STORED RECORDS
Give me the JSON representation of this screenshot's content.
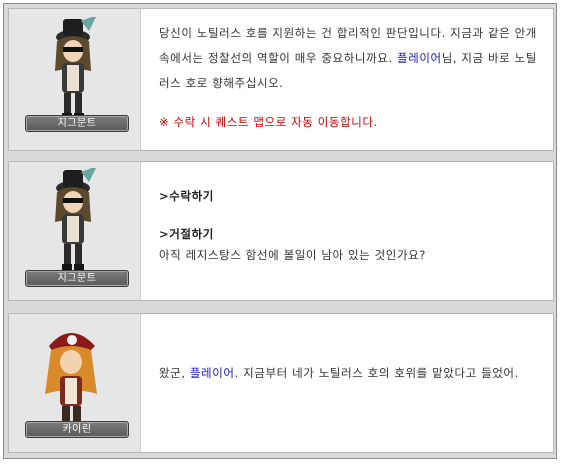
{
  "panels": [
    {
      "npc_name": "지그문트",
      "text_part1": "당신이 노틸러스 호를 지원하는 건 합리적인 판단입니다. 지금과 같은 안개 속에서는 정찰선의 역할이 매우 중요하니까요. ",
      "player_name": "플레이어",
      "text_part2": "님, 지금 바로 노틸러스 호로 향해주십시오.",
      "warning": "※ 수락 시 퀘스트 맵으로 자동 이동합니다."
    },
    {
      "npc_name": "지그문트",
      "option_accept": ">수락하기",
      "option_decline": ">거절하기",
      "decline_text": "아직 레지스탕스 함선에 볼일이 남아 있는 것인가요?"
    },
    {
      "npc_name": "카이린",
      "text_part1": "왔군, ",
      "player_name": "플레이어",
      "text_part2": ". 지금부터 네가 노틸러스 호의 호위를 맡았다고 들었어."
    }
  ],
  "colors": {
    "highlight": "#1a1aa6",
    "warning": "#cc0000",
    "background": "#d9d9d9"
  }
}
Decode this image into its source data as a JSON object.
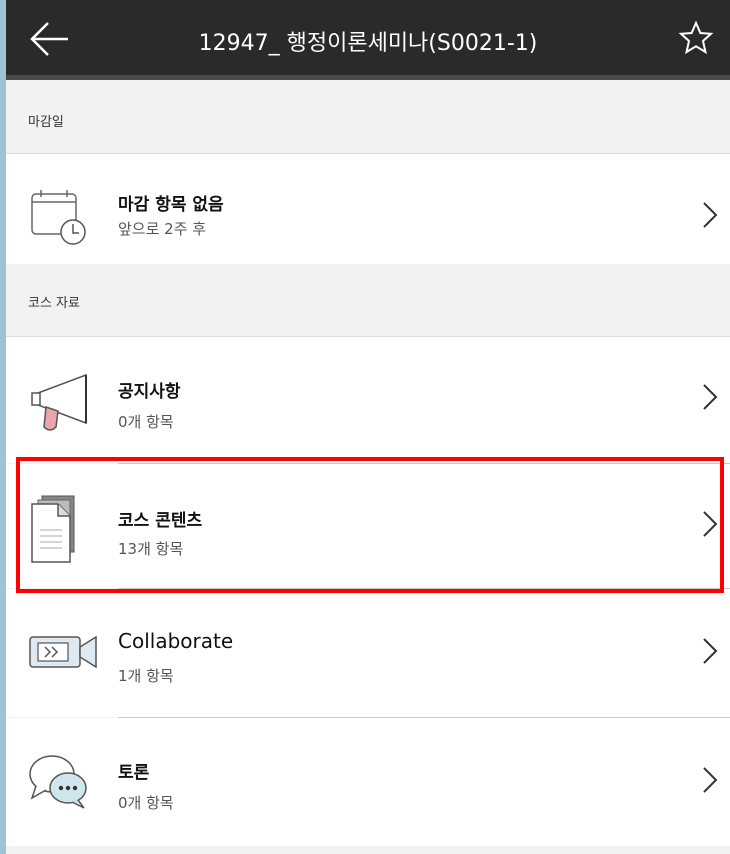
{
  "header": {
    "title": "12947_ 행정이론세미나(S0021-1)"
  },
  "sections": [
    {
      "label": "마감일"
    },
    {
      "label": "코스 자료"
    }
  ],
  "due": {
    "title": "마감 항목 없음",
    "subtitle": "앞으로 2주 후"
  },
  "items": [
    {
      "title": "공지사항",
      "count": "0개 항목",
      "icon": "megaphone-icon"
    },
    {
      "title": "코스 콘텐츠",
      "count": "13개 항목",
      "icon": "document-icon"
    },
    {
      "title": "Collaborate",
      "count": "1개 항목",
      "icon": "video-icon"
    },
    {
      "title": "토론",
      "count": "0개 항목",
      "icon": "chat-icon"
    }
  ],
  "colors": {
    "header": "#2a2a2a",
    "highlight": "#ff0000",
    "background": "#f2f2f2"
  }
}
---
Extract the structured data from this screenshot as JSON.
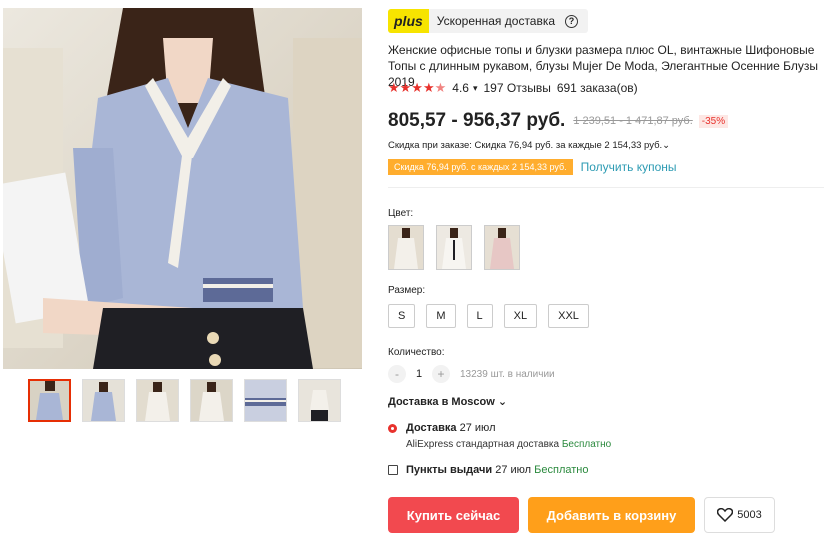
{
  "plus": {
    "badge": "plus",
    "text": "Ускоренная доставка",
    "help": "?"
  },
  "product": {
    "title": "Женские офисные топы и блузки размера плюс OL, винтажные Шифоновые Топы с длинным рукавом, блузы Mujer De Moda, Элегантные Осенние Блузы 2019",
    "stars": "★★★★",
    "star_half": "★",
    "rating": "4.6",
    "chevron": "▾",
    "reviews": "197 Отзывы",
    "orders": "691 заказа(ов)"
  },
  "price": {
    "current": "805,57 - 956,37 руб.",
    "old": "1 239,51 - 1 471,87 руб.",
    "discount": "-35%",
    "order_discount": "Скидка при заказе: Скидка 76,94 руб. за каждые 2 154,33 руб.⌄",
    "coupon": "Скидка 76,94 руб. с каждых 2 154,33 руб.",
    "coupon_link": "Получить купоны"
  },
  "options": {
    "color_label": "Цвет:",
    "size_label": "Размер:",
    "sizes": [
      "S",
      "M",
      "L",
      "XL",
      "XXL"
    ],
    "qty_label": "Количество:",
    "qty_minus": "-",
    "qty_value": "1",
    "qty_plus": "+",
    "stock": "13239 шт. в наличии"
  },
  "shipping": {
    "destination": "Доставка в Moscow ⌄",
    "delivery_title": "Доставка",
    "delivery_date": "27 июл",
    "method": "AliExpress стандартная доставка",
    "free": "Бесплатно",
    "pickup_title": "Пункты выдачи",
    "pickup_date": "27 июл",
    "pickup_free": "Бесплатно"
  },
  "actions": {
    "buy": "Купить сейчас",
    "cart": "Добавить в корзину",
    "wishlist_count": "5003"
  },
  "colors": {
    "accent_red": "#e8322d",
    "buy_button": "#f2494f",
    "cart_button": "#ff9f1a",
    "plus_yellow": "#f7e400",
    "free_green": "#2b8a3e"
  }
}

WORK TO DO
Look through the data above. Find each line with the string "highlight" and copy it.

EXERCISE RESULT
    "highlight": "#1a1aa6",
    "highlight": "#ff0000",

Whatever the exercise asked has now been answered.